● **Consignes**
**a)** D'après l'extrait juridique, quel État membre conteste l'application par analogie de l'arrêt du 25 juillet 2018 au cas d'espèce ?
**b)** Reproduisez le passage de l'extrait juridique qui va de « 74      Dans la décision » jusqu'à « judiciaire) (C‑216/18 PPU, EU:C:2018:586). ».

● **Texte fourni**
■ ■ ■ ■

73      La Commission et la République de Pologne contestent les arguments de la requérante.

74      Dans la décision attaquée, la Commission a vérifié si des défaillances systémiques ou généralisées de l’État de droit en Pologne faisaient obstacle à ce qu’elle rejette la plainte au motif que l’autorité de concurrence polonaise était mieux placée pour l’examiner, en appliquant par analogie l’arrêt du 25 juillet 2018, Minister for Justice and Equality (Défaillances du système judiciaire) (C‑216/18 PPU, EU:C:2018:586).

75      La République de Pologne conteste toutefois l’application par analogie de cette jurisprudence au cas d’espèce, au motif notamment que celle-ci se rapporte à la coopération entre juridictions nationales en matière pénale, et, plus particulièrement, à l’exécution d’un mandat d’arrêt européen, et non aux décisions de rejet d’une plainte en matière de droit de la concurrence. En outre, cet État membre relève que l’arrêt du 25 juillet 2018, Minister for Justice and Equality (Défaillances du système judiciaire) (C‑216/18 PPU, EU:C:2018:586), concernait le principe de protection juridictionnelle effective prévu à l’article 19, paragraphe 1, TUE, ainsi que le risque de violation du droit fondamental à un procès équitable devant un tribunal indépendant, tel que consacré à l’article 47, deuxième alinéa, de la Charte, alors que ces dispositions ne trouveraient pas à s’appliquer aux autorités administratives telles que l’autorité de concurrence polonaise.

76      Il convient donc d’examiner, en premier lieu, si la Commission pouvait à juste titre appliquer par analogie les enseignements découlant de l’arrêt du 25 juillet 2018, Minister for Justice and Equality (Défaillances du système judiciaire) (C‑216/18 PPU, EU:C:2018:586), au cas d’espèce.

77      À cet égard, il convient de rappeler que, dans cet arrêt, la Cour a considéré que, lorsqu’une personne faisant l’objet d’un mandat d’arrêt européen invoquait, pour s’opposer à sa remise à l’autorité judiciaire d’émission, l’existence de défaillances systémiques ou, du moins, généralisées qui, selon elle, étaient susceptibles d’affecter l’indépendance du pouvoir judiciaire dans l’État membre d’émission et de porter ainsi atteinte au contenu essentiel de son droit fondamental à un procès équitable, l’autorité judiciaire d’exécution était tenue d’apprécier l’existence d’un risque réel que la personne concernée subisse une violation de ce droit fondamental, lorsqu’elle devait décider de sa remise aux autorités dudit État [voir arrêt du 25 juillet 2018, Minister for Justice and Equality (Défaillances du système judiciaire), C‑216/18 PPU, EU:C:2018:586, point 60 et jurisprudence citée].

■ ■ ■ ■

Données enregistrées
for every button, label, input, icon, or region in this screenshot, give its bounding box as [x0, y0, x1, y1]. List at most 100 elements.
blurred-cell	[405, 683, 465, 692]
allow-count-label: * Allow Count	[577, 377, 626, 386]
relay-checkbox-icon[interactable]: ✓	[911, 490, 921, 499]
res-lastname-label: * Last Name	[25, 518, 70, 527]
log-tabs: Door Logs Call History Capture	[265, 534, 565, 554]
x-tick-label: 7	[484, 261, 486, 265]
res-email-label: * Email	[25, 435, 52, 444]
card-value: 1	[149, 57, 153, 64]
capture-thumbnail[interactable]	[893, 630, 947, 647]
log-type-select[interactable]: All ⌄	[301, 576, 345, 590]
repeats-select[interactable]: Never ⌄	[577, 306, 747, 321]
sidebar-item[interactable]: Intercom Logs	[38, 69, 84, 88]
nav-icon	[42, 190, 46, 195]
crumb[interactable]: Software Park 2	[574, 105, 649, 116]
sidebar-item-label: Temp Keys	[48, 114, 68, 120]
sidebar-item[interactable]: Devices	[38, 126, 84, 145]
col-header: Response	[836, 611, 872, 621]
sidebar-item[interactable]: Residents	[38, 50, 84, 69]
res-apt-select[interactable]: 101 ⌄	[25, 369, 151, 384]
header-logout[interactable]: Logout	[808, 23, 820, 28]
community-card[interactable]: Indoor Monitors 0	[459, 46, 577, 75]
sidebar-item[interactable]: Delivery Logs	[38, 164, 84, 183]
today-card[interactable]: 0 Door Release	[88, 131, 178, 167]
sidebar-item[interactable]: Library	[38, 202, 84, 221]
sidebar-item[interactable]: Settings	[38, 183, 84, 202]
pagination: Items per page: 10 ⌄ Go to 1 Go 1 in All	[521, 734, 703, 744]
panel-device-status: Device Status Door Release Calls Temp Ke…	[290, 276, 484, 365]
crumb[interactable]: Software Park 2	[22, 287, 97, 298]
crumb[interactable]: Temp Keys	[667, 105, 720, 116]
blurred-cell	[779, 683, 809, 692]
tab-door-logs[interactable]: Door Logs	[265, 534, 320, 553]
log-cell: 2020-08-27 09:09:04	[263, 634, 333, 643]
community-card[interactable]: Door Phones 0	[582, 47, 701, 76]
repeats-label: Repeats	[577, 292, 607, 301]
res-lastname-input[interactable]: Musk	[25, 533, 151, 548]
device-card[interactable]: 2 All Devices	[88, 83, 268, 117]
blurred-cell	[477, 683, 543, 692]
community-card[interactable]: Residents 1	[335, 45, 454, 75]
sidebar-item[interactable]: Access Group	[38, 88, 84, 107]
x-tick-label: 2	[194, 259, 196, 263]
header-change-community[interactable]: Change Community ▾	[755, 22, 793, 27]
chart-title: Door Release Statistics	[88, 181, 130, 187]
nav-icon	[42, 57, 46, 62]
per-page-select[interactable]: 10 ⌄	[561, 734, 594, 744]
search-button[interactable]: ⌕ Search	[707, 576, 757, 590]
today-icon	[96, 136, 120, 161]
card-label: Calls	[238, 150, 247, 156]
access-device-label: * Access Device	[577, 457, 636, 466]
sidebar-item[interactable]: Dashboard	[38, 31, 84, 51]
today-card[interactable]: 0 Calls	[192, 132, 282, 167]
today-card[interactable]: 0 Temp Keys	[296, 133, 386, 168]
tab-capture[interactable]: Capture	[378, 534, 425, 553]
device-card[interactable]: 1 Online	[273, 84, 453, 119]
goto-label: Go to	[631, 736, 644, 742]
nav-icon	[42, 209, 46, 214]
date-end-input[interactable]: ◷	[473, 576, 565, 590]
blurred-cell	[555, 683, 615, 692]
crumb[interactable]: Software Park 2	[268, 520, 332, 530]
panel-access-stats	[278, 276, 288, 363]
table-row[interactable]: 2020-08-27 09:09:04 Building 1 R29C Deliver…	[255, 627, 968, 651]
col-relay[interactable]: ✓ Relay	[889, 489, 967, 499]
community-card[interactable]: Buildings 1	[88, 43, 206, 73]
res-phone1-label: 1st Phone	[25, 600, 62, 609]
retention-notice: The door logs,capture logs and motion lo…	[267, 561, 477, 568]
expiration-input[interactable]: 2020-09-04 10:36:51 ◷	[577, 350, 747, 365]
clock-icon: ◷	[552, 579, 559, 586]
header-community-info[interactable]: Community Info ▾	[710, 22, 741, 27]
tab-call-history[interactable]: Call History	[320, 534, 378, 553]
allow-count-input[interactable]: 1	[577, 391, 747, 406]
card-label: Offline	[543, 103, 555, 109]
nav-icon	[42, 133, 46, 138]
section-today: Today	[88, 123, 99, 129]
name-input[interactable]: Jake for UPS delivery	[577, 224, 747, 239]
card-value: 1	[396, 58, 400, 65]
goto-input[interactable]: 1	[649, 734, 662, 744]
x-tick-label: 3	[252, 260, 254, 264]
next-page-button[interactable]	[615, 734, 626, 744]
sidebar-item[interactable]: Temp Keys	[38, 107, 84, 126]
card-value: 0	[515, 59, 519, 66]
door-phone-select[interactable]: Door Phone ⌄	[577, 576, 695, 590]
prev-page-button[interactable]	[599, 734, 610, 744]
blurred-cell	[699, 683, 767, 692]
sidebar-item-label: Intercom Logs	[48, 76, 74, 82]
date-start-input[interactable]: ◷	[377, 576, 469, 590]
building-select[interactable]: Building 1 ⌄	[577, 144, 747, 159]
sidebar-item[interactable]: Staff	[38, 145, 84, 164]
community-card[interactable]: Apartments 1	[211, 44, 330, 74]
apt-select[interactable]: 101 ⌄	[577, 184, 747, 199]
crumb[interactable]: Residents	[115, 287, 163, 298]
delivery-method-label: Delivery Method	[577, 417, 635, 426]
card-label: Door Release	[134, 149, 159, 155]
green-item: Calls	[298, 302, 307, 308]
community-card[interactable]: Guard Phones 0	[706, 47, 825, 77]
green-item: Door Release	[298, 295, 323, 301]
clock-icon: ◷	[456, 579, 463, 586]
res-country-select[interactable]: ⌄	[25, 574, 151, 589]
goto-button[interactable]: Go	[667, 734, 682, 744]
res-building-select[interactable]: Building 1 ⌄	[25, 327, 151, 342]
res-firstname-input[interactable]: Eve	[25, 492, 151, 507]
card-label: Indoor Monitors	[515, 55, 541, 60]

■ ■ ■ ■

● **Corrigé**
**a)** La République de Pologne.

**b)**
74      Dans la décision attaquée, la Commission a vérifié si des défaillances systémiques ou généralisées de l’État de droit en Pologne faisaient obstacle à ce qu’elle rejette la plainte au motif que l’autorité de concurrence polonaise était mieux placée pour l’examiner, en appliquant par analogie l’arrêt du 25 juillet 2018, Minister for Justice and Equality (Défaillances du système judiciaire) (C‑216/18 PPU, EU:C:2018:586).